▶ [WHAT THE TASK REQUIRES]
Check every line in the records below for the word "description" and report how many have it, nothing more.

▼

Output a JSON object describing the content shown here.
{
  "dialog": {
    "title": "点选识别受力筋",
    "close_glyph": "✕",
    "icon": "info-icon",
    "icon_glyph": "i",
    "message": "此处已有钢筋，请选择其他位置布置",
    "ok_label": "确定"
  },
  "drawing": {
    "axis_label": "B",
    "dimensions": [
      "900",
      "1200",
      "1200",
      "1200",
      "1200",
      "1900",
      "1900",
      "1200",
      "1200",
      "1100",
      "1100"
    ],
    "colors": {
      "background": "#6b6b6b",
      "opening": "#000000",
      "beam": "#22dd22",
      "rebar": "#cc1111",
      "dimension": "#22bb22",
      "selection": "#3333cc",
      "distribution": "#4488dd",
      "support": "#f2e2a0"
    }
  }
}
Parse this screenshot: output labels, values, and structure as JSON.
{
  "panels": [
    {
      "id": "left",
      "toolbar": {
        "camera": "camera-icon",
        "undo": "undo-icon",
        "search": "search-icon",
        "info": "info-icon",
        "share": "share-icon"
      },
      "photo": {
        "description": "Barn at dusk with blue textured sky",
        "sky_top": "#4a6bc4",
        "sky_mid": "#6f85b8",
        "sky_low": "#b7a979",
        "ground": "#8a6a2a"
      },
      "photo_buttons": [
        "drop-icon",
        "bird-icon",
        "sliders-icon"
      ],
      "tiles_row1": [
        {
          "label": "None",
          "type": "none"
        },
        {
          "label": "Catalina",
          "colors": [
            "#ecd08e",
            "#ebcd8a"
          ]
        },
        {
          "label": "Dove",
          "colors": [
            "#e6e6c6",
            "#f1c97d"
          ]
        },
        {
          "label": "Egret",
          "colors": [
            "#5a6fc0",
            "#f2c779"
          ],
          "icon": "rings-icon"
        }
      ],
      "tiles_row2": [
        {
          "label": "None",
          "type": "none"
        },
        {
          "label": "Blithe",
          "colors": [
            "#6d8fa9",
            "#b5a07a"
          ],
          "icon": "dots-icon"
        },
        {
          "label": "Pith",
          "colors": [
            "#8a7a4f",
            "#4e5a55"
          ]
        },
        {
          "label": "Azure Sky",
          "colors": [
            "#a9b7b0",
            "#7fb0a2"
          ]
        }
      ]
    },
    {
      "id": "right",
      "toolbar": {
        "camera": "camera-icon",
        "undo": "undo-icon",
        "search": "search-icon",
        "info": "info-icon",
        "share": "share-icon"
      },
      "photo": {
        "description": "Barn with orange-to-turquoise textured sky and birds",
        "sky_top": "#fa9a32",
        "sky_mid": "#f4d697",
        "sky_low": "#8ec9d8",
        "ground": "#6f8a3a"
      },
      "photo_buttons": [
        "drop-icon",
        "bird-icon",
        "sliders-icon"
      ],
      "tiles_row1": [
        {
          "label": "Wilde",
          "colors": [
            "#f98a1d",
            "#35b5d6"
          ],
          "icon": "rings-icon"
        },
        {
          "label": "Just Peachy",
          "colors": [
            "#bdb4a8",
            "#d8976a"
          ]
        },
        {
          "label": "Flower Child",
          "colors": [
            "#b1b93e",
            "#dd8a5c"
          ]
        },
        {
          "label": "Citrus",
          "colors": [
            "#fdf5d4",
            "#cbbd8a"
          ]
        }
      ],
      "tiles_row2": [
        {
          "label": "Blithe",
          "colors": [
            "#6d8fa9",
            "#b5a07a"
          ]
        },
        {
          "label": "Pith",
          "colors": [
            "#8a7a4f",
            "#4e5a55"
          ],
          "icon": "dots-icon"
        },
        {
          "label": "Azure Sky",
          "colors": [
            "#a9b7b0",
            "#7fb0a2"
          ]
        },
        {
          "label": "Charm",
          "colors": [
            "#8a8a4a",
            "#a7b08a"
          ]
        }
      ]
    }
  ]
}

▲

▶ [RESULT OF THIS TASK]
2